*** Input

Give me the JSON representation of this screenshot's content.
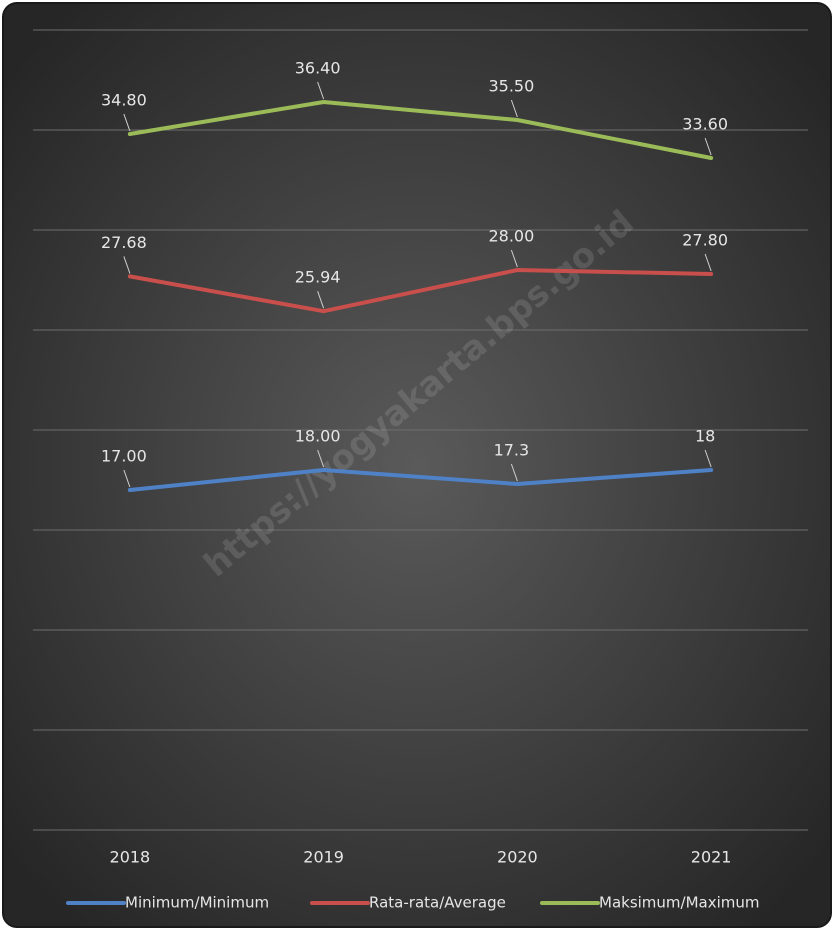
{
  "chart_data": {
    "type": "line",
    "categories": [
      "2018",
      "2019",
      "2020",
      "2021"
    ],
    "series": [
      {
        "name": "Minimum/Minimum",
        "color": "#4f81c7",
        "values": [
          17,
          18,
          17.3,
          18
        ],
        "value_labels": [
          "17.00",
          "18.00",
          "17.3",
          "18"
        ]
      },
      {
        "name": "Rata-rata/Average",
        "color": "#c94f4c",
        "values": [
          27.68,
          25.94,
          28,
          27.8
        ],
        "value_labels": [
          "27.68",
          "25.94",
          "28.00",
          "27.80"
        ]
      },
      {
        "name": "Maksimum/Maximum",
        "color": "#9bbb59",
        "values": [
          34.8,
          36.4,
          35.5,
          33.6
        ],
        "value_labels": [
          "34.80",
          "36.40",
          "35.50",
          "33.60"
        ]
      }
    ],
    "ylim": [
      0,
      40
    ],
    "yticks": [
      0,
      5,
      10,
      15,
      20,
      25,
      30,
      35,
      40
    ],
    "grid": true,
    "legend": "bottom",
    "watermark": "https://yogyakarta.bps.go.id"
  }
}
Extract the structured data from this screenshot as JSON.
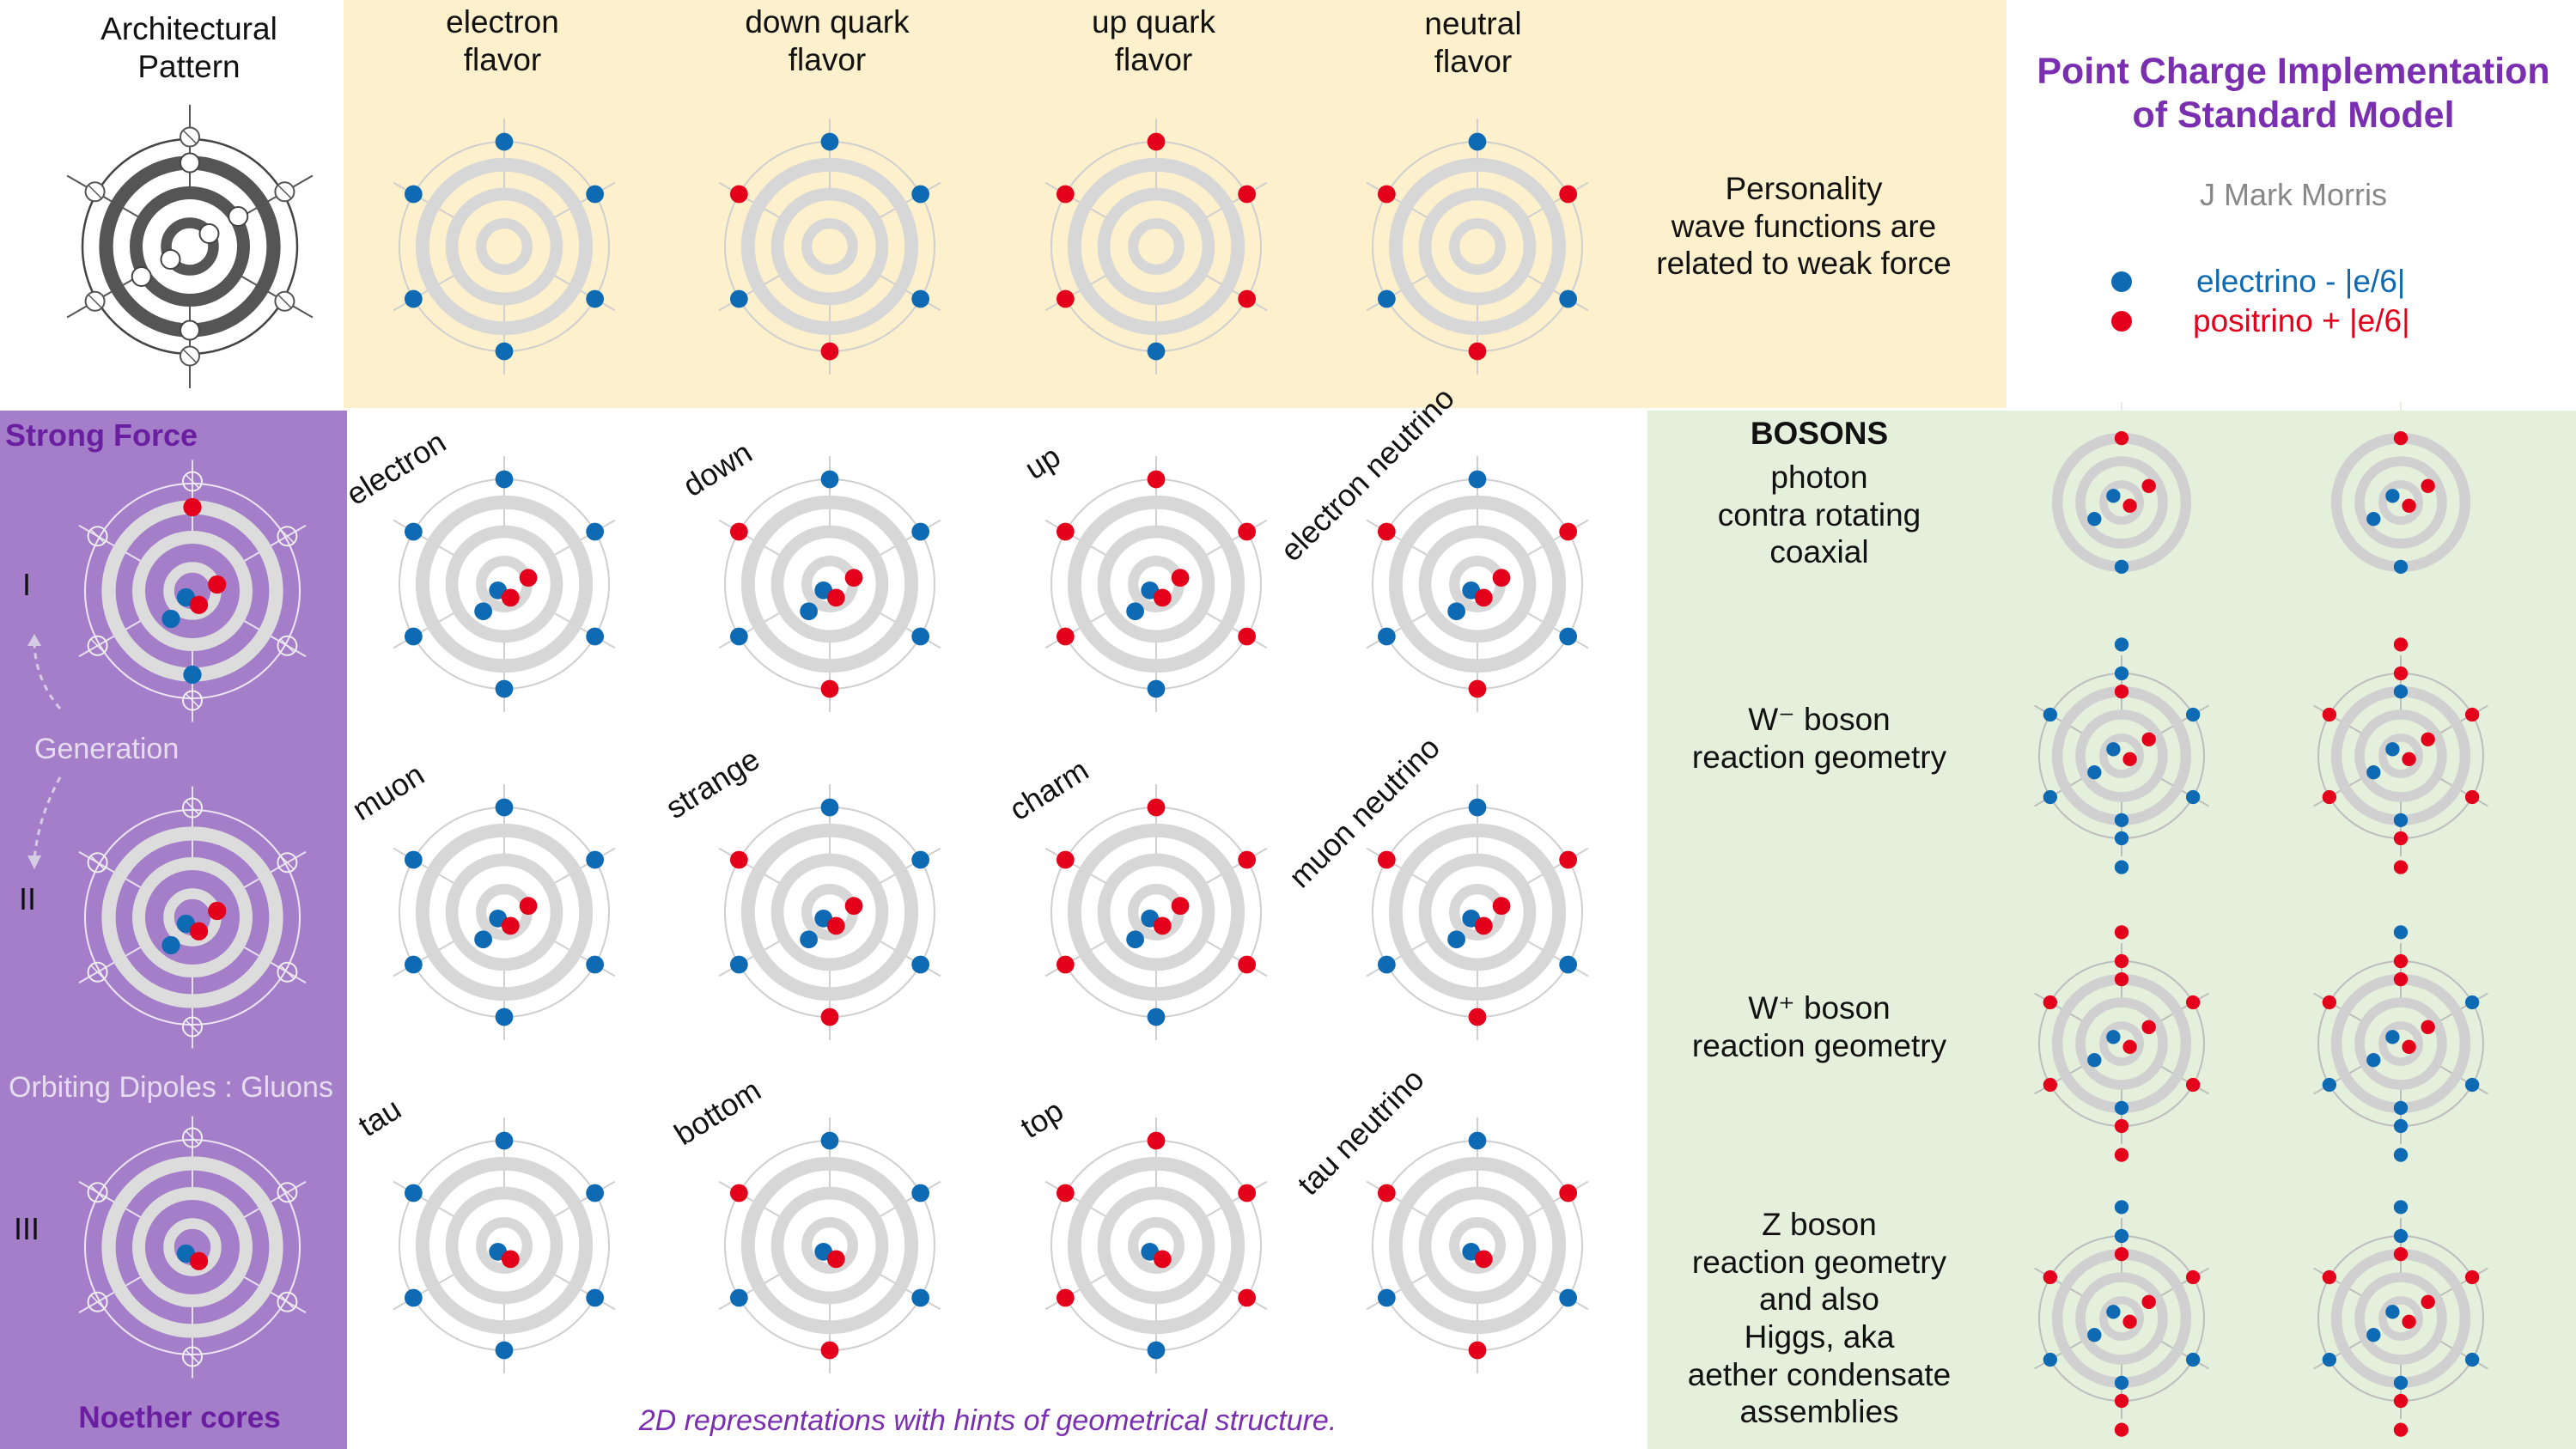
{
  "colors": {
    "electrino": "#0f6ab4",
    "positrino": "#e4001b",
    "ring": "#d7d7d7",
    "spoke": "#bdbdbd",
    "arch_ring": "#555555",
    "purple_panel": "#a57ec9",
    "cream_panel": "#fdf0cc",
    "green_panel": "#e4f0dc",
    "title_purple": "#7a2fb0",
    "author_gray": "#888888"
  },
  "header": {
    "architectural_pattern": "Architectural\nPattern",
    "flavors": [
      "electron\nflavor",
      "down quark\nflavor",
      "up quark\nflavor",
      "neutral\nflavor"
    ],
    "personality_note": "Personality\nwave functions are\nrelated to weak force"
  },
  "title_block": {
    "title": "Point Charge Implementation\nof Standard Model",
    "author": "J Mark Morris",
    "legend": [
      {
        "label": "electrino - |e/6|",
        "color": "#0f6ab4"
      },
      {
        "label": "positrino + |e/6|",
        "color": "#e4001b"
      }
    ]
  },
  "strong_force": {
    "title": "Strong Force",
    "generations": [
      "I",
      "II",
      "III"
    ],
    "generation_label": "Generation",
    "gluons_label": "Orbiting Dipoles : Gluons",
    "footer": "Noether cores"
  },
  "particles": [
    [
      "electron",
      "down",
      "up",
      "electron neutrino"
    ],
    [
      "muon",
      "strange",
      "charm",
      "muon neutrino"
    ],
    [
      "tau",
      "bottom",
      "top",
      "tau neutrino"
    ]
  ],
  "caption": "2D representations with hints of geometrical structure.",
  "bosons": {
    "title": "BOSONS",
    "photon": "photon\ncontra rotating\ncoaxial",
    "w_minus": "W⁻ boson\nreaction geometry",
    "w_plus": "W⁺ boson\nreaction geometry",
    "z": "Z boson\nreaction geometry\nand also\nHiggs, aka\naether condensate\nassemblies"
  }
}
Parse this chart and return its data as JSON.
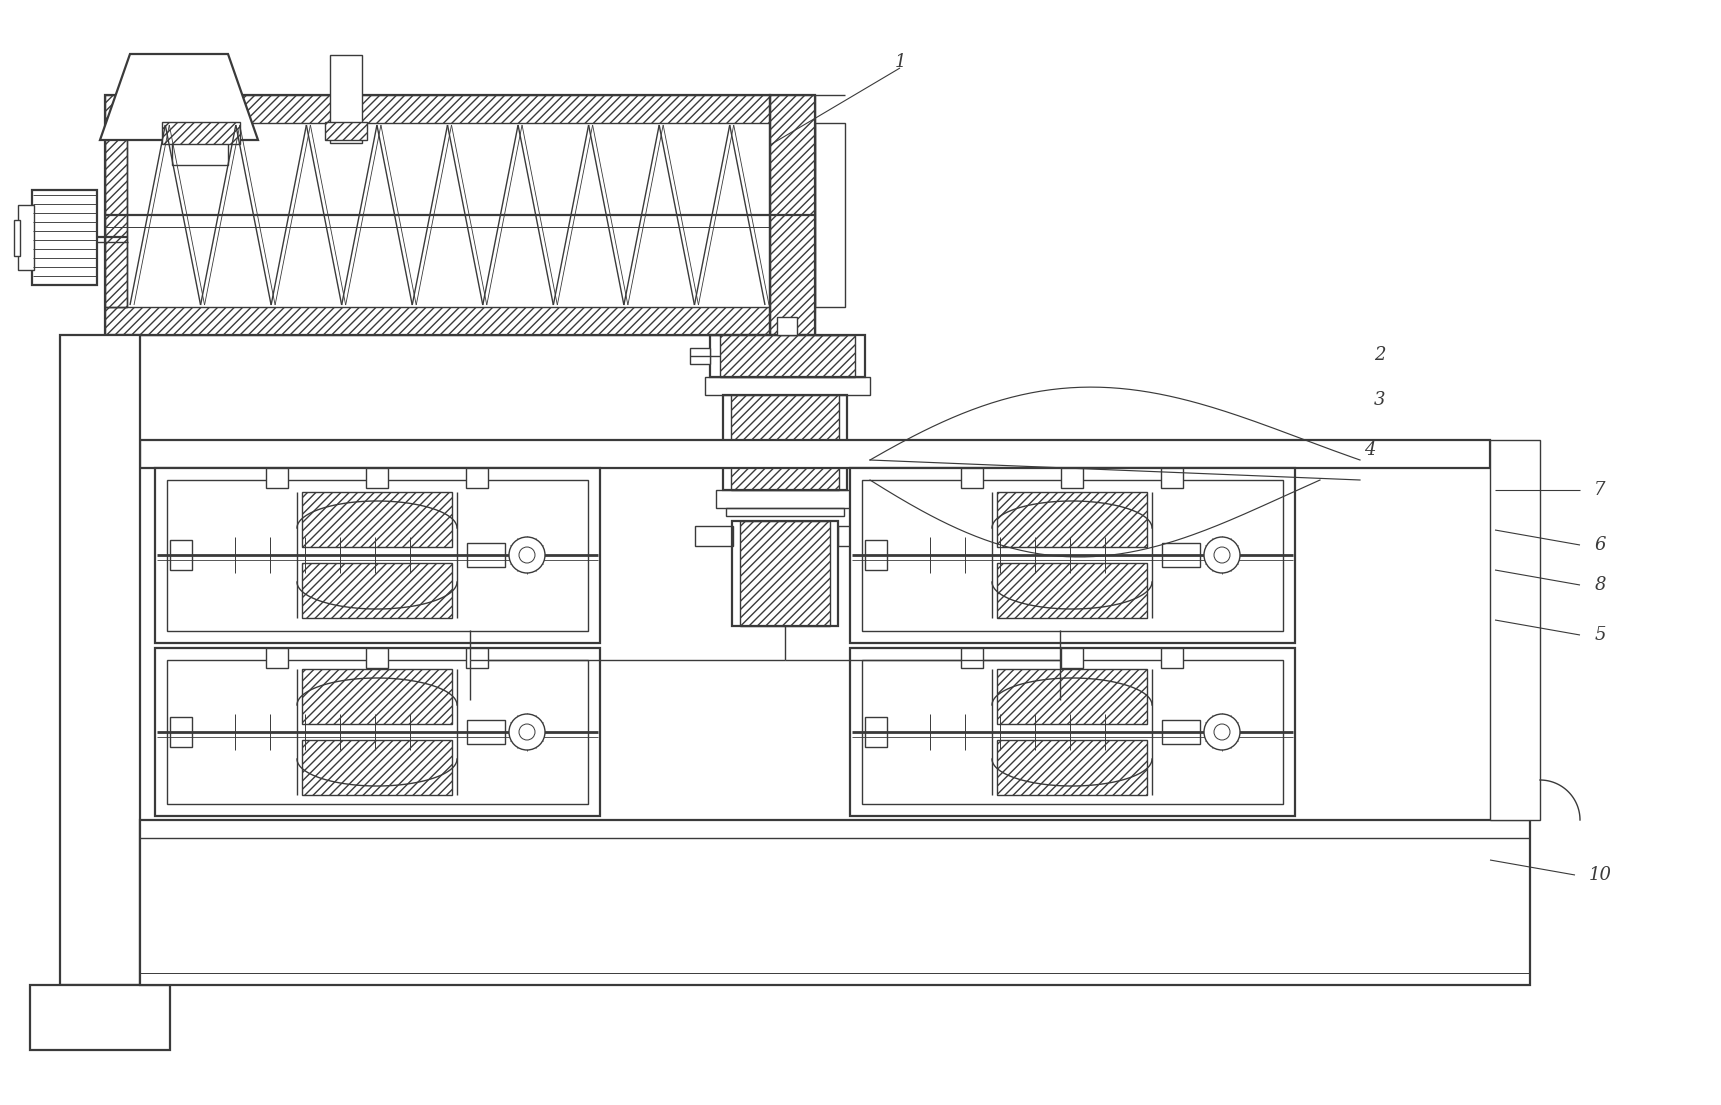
{
  "background_color": "#ffffff",
  "line_color": "#3a3a3a",
  "figsize": [
    17.21,
    11.05
  ],
  "dpi": 100,
  "label_fontsize": 12,
  "lw": 1.0,
  "lw2": 1.6,
  "lw3": 2.0
}
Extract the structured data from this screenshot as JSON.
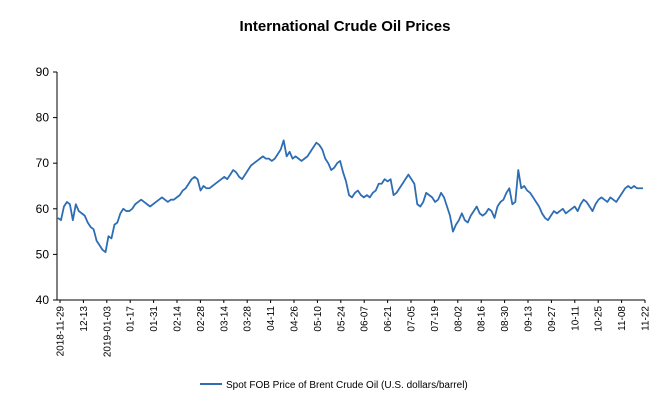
{
  "chart_data": {
    "type": "line",
    "title": "International Crude Oil Prices",
    "ylim": [
      40,
      90
    ],
    "yticks": [
      40,
      50,
      60,
      70,
      80,
      90
    ],
    "grid": false,
    "legend_position": "bottom",
    "line_color": "#2E6DB4",
    "x_tick_labels": [
      "2018-11-29",
      "12-13",
      "2019-01-03",
      "01-17",
      "01-31",
      "02-14",
      "02-28",
      "03-14",
      "03-28",
      "04-11",
      "04-26",
      "05-10",
      "05-24",
      "06-07",
      "06-21",
      "07-05",
      "07-19",
      "08-02",
      "08-16",
      "08-30",
      "09-13",
      "09-27",
      "10-11",
      "10-25",
      "11-08",
      "11-22"
    ],
    "series": [
      {
        "name": "Spot FOB Price of Brent Crude Oil (U.S. dollars/barrel)",
        "values": [
          58.0,
          57.5,
          60.5,
          61.5,
          61.0,
          57.5,
          61.0,
          59.5,
          59.0,
          58.5,
          57.0,
          56.0,
          55.5,
          53.0,
          52.0,
          51.0,
          50.5,
          54.0,
          53.5,
          56.5,
          57.0,
          59.0,
          60.0,
          59.5,
          59.5,
          60.0,
          61.0,
          61.5,
          62.0,
          61.5,
          61.0,
          60.5,
          61.0,
          61.5,
          62.0,
          62.5,
          62.0,
          61.5,
          62.0,
          62.0,
          62.5,
          63.0,
          64.0,
          64.5,
          65.5,
          66.5,
          67.0,
          66.5,
          64.0,
          65.0,
          64.5,
          64.5,
          65.0,
          65.5,
          66.0,
          66.5,
          67.0,
          66.5,
          67.5,
          68.5,
          68.0,
          67.0,
          66.5,
          67.5,
          68.5,
          69.5,
          70.0,
          70.5,
          71.0,
          71.5,
          71.0,
          71.0,
          70.5,
          71.0,
          72.0,
          73.0,
          75.0,
          71.5,
          72.5,
          71.0,
          71.5,
          71.0,
          70.5,
          71.0,
          71.5,
          72.5,
          73.5,
          74.5,
          74.0,
          73.0,
          71.0,
          70.0,
          68.5,
          69.0,
          70.0,
          70.5,
          68.0,
          66.0,
          63.0,
          62.5,
          63.5,
          64.0,
          63.0,
          62.5,
          63.0,
          62.5,
          63.5,
          64.0,
          65.5,
          65.5,
          66.5,
          66.0,
          66.5,
          63.0,
          63.5,
          64.5,
          65.5,
          66.5,
          67.5,
          66.5,
          65.5,
          61.0,
          60.5,
          61.5,
          63.5,
          63.0,
          62.5,
          61.5,
          62.0,
          63.5,
          62.5,
          60.5,
          58.5,
          55.0,
          56.5,
          57.5,
          59.0,
          57.5,
          57.0,
          58.5,
          59.5,
          60.5,
          59.0,
          58.5,
          59.0,
          60.0,
          59.5,
          58.0,
          60.5,
          61.5,
          62.0,
          63.5,
          64.5,
          61.0,
          61.5,
          68.5,
          64.5,
          65.0,
          64.0,
          63.5,
          62.5,
          61.5,
          60.5,
          59.0,
          58.0,
          57.5,
          58.5,
          59.5,
          59.0,
          59.5,
          60.0,
          59.0,
          59.5,
          60.0,
          60.5,
          59.5,
          61.0,
          62.0,
          61.5,
          60.5,
          59.5,
          61.0,
          62.0,
          62.5,
          62.0,
          61.5,
          62.5,
          62.0,
          61.5,
          62.5,
          63.5,
          64.5,
          65.0,
          64.5,
          65.0,
          64.5,
          64.5,
          64.5
        ]
      }
    ]
  }
}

******

# [The exercise]
List all lines in the material containing the string "nflavor".

# [Full response]
      "electron\nflavor",
      "down quark\nflavor",
      "up quark\nflavor",
      "neutral\nflavor"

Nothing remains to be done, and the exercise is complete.